Given instruction:
From the entries that follow, list every line in which the string "name" appears.

--- Start ---

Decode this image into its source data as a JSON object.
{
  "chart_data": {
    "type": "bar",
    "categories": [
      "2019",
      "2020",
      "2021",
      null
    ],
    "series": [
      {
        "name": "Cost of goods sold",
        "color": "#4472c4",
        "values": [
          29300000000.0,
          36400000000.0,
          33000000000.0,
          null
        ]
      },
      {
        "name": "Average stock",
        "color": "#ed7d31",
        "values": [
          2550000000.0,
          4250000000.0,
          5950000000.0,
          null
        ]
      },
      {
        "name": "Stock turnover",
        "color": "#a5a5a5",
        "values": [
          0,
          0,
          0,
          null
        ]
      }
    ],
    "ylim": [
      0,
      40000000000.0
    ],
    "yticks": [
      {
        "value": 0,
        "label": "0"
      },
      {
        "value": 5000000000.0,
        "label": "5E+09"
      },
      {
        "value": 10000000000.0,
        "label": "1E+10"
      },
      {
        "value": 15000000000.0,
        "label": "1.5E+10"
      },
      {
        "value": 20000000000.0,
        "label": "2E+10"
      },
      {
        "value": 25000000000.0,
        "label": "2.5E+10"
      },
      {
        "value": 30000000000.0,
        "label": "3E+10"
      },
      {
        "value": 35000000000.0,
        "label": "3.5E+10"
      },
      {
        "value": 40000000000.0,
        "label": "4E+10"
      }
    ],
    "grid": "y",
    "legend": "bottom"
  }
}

--- End ---

Expected answer:
        "name": "Cost of goods sold",
        "name": "Average stock",
        "name": "Stock turnover",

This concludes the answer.